[Begin Material supplied]
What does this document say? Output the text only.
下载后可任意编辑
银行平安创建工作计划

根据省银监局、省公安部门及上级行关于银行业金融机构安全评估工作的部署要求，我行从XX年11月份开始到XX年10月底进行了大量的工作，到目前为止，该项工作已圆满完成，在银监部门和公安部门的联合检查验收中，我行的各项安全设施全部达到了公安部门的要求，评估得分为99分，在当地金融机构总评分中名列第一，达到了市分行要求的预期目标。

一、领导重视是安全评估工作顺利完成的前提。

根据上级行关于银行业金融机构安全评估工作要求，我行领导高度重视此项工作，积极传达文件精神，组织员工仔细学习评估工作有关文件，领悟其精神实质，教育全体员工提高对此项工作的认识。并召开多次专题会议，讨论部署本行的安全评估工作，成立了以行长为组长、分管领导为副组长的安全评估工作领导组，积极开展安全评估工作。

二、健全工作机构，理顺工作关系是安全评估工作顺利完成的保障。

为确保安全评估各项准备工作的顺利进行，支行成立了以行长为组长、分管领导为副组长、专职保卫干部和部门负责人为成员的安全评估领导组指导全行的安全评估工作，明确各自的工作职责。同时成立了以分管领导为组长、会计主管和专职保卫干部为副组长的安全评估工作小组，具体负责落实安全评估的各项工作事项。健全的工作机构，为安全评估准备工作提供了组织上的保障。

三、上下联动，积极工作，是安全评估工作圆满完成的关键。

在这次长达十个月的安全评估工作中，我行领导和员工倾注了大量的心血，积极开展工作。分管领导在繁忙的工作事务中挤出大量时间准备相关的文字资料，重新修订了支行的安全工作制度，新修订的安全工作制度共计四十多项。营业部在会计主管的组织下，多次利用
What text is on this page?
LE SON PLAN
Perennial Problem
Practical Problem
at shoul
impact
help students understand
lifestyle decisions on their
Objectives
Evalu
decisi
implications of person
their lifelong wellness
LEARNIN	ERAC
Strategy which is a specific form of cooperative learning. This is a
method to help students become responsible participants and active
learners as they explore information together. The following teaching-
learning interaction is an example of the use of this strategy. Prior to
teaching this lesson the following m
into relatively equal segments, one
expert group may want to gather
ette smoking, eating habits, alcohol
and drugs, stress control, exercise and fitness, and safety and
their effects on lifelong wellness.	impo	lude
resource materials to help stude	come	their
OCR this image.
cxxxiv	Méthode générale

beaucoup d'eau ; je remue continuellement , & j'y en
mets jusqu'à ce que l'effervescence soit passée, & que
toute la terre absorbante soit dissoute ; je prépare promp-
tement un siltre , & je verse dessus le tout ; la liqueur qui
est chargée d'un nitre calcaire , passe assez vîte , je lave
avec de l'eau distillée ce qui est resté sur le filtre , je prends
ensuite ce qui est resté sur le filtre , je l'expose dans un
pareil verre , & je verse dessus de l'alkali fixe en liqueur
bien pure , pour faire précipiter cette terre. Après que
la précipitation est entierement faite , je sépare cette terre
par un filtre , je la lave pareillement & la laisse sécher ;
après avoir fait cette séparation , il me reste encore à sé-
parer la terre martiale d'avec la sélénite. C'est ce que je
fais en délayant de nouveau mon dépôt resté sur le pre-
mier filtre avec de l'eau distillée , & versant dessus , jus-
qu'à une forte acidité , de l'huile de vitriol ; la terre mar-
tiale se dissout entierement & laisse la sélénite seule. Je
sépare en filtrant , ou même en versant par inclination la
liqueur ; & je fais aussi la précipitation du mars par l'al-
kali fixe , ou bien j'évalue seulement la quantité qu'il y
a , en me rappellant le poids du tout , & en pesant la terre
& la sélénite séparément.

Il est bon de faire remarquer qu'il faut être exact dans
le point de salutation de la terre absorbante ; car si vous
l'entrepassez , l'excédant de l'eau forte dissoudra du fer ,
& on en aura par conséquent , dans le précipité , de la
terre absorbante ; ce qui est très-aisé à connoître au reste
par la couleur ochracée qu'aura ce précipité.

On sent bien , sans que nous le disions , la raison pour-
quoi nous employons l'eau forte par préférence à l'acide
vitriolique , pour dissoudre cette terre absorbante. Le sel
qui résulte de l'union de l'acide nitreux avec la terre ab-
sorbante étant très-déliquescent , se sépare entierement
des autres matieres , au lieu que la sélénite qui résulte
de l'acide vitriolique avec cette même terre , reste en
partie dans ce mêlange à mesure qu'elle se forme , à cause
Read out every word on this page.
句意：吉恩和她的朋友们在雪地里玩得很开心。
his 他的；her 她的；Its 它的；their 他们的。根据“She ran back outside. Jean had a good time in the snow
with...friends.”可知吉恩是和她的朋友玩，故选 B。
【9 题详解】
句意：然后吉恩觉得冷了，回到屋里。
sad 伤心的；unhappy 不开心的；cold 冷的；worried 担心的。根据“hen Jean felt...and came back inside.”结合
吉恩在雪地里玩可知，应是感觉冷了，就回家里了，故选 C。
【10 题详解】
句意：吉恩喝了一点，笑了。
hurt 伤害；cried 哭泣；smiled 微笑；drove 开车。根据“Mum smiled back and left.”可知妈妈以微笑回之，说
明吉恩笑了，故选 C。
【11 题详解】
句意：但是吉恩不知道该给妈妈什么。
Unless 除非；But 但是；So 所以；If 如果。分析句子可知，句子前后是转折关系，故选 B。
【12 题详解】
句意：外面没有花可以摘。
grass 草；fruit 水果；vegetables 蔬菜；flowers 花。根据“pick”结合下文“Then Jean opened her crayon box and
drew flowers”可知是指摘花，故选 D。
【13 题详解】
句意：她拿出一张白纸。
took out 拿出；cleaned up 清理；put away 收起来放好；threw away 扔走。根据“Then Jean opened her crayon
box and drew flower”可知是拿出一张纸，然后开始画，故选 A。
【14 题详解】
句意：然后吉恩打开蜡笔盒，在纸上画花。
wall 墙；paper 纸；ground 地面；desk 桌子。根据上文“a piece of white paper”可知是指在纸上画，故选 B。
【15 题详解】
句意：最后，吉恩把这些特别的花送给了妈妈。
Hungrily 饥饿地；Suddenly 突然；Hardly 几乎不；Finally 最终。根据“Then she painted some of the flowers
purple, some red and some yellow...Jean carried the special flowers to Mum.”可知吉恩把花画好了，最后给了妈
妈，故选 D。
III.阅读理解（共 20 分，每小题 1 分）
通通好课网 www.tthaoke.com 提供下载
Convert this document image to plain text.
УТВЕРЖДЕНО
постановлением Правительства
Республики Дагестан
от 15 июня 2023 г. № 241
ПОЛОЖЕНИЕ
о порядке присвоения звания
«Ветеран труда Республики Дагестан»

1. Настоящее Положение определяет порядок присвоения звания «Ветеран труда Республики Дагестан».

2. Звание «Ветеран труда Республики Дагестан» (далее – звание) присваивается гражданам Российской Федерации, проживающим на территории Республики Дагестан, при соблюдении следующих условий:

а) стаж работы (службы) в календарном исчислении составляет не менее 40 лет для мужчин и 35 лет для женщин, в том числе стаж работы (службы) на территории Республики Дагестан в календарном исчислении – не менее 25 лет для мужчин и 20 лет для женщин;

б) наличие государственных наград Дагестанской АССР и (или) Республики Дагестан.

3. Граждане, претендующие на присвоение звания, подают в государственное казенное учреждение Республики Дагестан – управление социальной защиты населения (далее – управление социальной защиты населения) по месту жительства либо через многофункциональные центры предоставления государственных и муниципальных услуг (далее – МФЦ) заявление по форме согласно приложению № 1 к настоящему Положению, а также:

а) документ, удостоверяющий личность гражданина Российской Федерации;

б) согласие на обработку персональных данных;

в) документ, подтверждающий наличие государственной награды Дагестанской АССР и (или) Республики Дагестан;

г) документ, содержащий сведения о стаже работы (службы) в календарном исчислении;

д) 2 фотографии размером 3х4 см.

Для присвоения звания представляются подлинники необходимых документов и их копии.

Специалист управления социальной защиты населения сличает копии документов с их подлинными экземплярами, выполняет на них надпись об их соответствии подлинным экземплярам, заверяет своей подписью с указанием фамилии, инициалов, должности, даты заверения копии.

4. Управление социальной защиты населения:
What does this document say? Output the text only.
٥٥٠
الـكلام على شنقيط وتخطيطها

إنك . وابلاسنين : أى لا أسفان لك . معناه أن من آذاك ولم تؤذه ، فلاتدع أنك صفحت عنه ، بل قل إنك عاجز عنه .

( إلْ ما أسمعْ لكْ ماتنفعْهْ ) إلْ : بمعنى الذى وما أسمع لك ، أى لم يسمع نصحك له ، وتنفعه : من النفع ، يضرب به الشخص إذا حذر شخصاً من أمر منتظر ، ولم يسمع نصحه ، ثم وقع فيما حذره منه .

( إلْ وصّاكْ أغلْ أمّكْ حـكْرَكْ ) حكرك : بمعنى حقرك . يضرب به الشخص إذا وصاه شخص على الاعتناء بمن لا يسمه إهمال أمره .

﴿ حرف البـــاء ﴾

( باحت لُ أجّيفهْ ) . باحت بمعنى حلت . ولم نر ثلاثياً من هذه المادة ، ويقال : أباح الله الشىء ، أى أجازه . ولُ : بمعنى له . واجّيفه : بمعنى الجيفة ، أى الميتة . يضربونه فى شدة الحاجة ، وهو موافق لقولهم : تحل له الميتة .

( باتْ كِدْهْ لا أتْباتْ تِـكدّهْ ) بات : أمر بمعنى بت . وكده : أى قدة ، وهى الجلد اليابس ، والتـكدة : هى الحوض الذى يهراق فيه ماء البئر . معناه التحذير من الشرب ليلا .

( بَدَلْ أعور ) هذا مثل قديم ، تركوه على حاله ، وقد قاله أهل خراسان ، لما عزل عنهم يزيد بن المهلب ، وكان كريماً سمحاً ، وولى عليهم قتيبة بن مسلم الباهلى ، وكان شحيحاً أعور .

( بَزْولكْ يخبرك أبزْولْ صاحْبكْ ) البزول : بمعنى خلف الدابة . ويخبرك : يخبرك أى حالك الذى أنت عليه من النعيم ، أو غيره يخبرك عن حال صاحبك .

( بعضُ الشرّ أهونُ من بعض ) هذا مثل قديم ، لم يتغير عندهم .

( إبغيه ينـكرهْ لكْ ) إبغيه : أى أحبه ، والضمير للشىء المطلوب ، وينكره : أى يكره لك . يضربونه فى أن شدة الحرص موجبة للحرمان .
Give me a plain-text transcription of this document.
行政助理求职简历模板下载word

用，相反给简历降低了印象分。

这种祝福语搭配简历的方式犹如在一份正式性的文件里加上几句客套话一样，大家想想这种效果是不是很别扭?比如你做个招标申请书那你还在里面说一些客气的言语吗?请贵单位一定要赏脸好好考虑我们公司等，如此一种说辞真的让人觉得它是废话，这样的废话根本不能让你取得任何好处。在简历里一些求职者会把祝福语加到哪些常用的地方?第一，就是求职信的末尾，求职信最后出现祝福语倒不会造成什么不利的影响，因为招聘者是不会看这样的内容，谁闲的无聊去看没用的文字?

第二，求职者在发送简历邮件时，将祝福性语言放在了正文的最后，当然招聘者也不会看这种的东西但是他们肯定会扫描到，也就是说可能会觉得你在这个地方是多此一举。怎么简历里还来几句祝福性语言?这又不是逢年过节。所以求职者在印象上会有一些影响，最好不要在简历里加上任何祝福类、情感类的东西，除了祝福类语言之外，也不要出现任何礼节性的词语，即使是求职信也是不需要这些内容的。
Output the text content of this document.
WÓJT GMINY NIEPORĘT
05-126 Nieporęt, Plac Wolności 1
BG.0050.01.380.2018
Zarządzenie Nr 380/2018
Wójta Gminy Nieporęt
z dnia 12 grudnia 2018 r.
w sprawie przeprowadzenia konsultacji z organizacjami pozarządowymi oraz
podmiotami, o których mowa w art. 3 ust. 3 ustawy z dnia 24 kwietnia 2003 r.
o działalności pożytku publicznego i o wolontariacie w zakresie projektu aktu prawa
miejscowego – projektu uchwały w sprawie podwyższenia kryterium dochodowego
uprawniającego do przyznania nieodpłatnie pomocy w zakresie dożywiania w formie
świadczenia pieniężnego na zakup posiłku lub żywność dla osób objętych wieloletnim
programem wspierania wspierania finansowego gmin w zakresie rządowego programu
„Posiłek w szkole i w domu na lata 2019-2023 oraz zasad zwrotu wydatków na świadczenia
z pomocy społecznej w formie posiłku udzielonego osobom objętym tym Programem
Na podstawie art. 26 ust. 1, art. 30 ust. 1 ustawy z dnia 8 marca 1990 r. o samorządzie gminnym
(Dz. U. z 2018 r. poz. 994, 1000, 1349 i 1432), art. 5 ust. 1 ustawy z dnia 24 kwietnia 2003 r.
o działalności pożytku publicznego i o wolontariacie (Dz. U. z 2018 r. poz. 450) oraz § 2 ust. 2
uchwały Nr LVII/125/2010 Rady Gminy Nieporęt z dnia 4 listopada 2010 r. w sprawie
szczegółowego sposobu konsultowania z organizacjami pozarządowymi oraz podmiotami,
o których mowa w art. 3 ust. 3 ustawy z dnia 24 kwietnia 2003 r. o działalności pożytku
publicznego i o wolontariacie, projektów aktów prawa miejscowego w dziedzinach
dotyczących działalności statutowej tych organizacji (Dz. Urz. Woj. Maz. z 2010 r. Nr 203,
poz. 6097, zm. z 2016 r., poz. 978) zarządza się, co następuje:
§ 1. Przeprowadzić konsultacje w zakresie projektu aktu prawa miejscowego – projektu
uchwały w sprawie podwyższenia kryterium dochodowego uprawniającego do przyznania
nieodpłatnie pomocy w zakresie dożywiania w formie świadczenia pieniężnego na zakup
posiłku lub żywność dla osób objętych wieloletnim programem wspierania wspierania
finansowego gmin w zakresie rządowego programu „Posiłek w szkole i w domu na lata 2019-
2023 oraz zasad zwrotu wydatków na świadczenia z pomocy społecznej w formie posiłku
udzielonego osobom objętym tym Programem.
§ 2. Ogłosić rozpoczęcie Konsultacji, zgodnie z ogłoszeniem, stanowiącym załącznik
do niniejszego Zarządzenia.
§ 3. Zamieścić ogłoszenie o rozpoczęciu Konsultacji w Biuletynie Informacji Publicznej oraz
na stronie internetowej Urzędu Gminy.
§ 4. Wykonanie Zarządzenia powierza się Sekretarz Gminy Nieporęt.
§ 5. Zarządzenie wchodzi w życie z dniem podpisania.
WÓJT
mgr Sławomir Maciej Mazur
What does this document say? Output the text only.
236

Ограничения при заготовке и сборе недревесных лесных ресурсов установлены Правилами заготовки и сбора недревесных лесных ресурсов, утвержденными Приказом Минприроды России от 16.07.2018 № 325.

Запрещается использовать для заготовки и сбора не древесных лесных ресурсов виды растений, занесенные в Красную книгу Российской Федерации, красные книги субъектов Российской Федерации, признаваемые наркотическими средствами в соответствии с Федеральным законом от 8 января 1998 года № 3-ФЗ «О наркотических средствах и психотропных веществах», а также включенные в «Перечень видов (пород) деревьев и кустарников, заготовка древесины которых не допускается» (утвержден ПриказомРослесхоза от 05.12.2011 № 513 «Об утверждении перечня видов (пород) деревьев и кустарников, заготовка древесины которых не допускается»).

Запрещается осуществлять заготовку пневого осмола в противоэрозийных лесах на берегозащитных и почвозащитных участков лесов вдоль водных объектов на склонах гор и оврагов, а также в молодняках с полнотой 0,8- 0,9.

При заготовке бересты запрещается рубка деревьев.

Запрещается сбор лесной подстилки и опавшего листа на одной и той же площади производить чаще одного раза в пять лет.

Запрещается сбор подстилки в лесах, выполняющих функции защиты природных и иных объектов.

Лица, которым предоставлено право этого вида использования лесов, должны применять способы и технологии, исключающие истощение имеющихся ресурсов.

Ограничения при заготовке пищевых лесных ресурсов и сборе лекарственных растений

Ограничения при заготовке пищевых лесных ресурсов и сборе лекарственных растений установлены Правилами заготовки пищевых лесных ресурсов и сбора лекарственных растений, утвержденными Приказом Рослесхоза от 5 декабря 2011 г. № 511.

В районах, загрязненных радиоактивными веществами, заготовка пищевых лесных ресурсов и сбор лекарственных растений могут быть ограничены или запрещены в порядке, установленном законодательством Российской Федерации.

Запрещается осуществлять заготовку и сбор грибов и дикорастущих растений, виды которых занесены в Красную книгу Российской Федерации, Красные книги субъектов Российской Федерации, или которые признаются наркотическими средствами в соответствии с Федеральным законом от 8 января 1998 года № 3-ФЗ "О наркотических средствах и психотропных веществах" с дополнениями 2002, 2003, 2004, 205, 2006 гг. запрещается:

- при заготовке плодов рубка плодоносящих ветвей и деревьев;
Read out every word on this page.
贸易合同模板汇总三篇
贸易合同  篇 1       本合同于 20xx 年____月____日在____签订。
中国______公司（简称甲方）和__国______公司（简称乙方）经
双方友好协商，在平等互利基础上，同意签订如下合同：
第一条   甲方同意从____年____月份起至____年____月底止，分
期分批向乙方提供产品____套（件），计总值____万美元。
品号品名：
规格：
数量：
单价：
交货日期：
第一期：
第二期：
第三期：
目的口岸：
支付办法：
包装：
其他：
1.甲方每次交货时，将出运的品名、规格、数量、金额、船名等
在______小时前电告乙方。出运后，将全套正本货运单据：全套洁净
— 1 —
[End Material supplied]
**Goal of the exercise**
Locate the word "publicznego" in the records above, and return each line that has it.

**Correct output**
o działalności pożytku publicznego i o wolontariacie w zakresie projektu aktu prawa
o działalności pożytku publicznego i o wolontariacie (Dz. U. z 2018 r. poz. 450) oraz § 2 ust. 2
publicznego i o wolontariacie, projektów aktów prawa miejscowego w dziedzinach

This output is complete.